INPUT DATA:
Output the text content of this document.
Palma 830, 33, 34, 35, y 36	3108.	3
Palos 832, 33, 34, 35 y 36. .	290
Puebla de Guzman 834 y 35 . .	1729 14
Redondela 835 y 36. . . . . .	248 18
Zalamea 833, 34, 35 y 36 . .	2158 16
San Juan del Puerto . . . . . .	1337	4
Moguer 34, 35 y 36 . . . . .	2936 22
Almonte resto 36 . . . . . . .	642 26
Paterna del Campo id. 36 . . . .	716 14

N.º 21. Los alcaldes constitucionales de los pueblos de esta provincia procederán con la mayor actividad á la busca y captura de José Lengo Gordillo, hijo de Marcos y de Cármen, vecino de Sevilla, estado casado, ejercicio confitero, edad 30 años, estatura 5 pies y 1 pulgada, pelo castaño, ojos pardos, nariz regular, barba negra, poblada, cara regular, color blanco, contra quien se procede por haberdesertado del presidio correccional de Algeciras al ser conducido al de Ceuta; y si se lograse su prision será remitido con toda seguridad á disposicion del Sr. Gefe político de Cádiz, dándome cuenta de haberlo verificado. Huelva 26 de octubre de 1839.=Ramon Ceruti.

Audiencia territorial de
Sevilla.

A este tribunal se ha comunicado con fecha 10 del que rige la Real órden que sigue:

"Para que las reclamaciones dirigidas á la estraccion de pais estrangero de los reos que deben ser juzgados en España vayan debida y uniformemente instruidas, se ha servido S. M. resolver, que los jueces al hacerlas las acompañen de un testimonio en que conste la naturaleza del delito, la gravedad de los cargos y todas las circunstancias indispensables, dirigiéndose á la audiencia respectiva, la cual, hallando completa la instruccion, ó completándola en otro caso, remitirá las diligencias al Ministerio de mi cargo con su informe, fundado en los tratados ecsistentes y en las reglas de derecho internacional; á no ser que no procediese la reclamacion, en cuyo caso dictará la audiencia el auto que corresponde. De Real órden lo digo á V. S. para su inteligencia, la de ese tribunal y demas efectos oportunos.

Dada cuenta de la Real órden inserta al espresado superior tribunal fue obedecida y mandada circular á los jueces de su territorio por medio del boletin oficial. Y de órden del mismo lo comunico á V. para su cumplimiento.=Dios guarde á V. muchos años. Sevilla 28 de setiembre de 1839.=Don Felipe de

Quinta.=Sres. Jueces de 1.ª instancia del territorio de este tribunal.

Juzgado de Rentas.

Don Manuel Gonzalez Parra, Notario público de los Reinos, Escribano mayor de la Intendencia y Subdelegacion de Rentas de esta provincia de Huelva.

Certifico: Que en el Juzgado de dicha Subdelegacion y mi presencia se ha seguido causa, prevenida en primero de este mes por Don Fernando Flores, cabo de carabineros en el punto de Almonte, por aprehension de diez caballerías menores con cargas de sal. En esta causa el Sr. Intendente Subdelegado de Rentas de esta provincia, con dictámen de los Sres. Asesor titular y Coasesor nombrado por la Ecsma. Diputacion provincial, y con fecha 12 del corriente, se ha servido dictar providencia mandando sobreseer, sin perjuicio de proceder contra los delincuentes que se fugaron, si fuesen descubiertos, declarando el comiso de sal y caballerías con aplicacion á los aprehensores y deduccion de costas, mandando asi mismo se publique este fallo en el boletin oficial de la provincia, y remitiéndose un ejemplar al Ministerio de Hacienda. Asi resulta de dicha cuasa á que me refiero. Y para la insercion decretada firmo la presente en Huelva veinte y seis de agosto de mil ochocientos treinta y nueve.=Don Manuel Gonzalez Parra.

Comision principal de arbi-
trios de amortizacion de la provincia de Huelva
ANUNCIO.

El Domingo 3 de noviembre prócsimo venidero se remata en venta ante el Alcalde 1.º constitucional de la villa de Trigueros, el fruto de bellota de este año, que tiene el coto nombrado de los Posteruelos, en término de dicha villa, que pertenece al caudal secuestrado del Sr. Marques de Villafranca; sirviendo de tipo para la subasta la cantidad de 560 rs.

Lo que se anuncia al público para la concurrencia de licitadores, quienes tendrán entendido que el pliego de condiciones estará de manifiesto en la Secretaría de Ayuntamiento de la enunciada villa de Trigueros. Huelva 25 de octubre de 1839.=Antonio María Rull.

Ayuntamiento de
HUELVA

WHAT THE TASK ASKS: Write out all the lines again, exactly as they are.

EXPECTED OUTPUT:
Output the text content of this document.
Palma 830, 33, 34, 35, y 36	3108.	3
Palos 832, 33, 34, 35 y 36. .	290
Puebla de Guzman 834 y 35 . .	1729 14
Redondela 835 y 36. . . . . .	248 18
Zalamea 833, 34, 35 y 36 . .	2158 16
San Juan del Puerto . . . . . .	1337	4
Moguer 34, 35 y 36 . . . . .	2936 22
Almonte resto 36 . . . . . . .	642 26
Paterna del Campo id. 36 . . . .	716 14

N.º 21. Los alcaldes constitucionales de los pueblos de esta provincia procederán con la mayor actividad á la busca y captura de José Lengo Gordillo, hijo de Marcos y de Cármen, vecino de Sevilla, estado casado, ejercicio confitero, edad 30 años, estatura 5 pies y 1 pulgada, pelo castaño, ojos pardos, nariz regular, barba negra, poblada, cara regular, color blanco, contra quien se procede por haberdesertado del presidio correccional de Algeciras al ser conducido al de Ceuta; y si se lograse su prision será remitido con toda seguridad á disposicion del Sr. Gefe político de Cádiz, dándome cuenta de haberlo verificado. Huelva 26 de octubre de 1839.=Ramon Ceruti.

Audiencia territorial de
Sevilla.

A este tribunal se ha comunicado con fecha 10 del que rige la Real órden que sigue:

"Para que las reclamaciones dirigidas á la estraccion de pais estrangero de los reos que deben ser juzgados en España vayan debida y uniformemente instruidas, se ha servido S. M. resolver, que los jueces al hacerlas las acompañen de un testimonio en que conste la naturaleza del delito, la gravedad de los cargos y todas las circunstancias indispensables, dirigiéndose á la audiencia respectiva, la cual, hallando completa la instruccion, ó completándola en otro caso, remitirá las diligencias al Ministerio de mi cargo con su informe, fundado en los tratados ecsistentes y en las reglas de derecho internacional; á no ser que no procediese la reclamacion, en cuyo caso dictará la audiencia el auto que corresponde. De Real órden lo digo á V. S. para su inteligencia, la de ese tribunal y demas efectos oportunos.

Dada cuenta de la Real órden inserta al espresado superior tribunal fue obedecida y mandada circular á los jueces de su territorio por medio del boletin oficial. Y de órden del mismo lo comunico á V. para su cumplimiento.=Dios guarde á V. muchos años. Sevilla 28 de setiembre de 1839.=Don Felipe de

Quinta.=Sres. Jueces de 1.ª instancia del territorio de este tribunal.

Juzgado de Rentas.

Don Manuel Gonzalez Parra, Notario público de los Reinos, Escribano mayor de la Intendencia y Subdelegacion de Rentas de esta provincia de Huelva.

Certifico: Que en el Juzgado de dicha Subdelegacion y mi presencia se ha seguido causa, prevenida en primero de este mes por Don Fernando Flores, cabo de carabineros en el punto de Almonte, por aprehension de diez caballerías menores con cargas de sal. En esta causa el Sr. Intendente Subdelegado de Rentas de esta provincia, con dictámen de los Sres. Asesor titular y Coasesor nombrado por la Ecsma. Diputacion provincial, y con fecha 12 del corriente, se ha servido dictar providencia mandando sobreseer, sin perjuicio de proceder contra los delincuentes que se fugaron, si fuesen descubiertos, declarando el comiso de sal y caballerías con aplicacion á los aprehensores y deduccion de costas, mandando asi mismo se publique este fallo en el boletin oficial de la provincia, y remitiéndose un ejemplar al Ministerio de Hacienda. Asi resulta de dicha cuasa á que me refiero. Y para la insercion decretada firmo la presente en Huelva veinte y seis de agosto de mil ochocientos treinta y nueve.=Don Manuel Gonzalez Parra.

Comision principal de arbi-
trios de amortizacion de la provincia de Huelva
ANUNCIO.

El Domingo 3 de noviembre prócsimo venidero se remata en venta ante el Alcalde 1.º constitucional de la villa de Trigueros, el fruto de bellota de este año, que tiene el coto nombrado de los Posteruelos, en término de dicha villa, que pertenece al caudal secuestrado del Sr. Marques de Villafranca; sirviendo de tipo para la subasta la cantidad de 560 rs.

Lo que se anuncia al público para la concurrencia de licitadores, quienes tendrán entendido que el pliego de condiciones estará de manifiesto en la Secretaría de Ayuntamiento de la enunciada villa de Trigueros. Huelva 25 de octubre de 1839.=Antonio María Rull.

Ayuntamiento de
HUELVA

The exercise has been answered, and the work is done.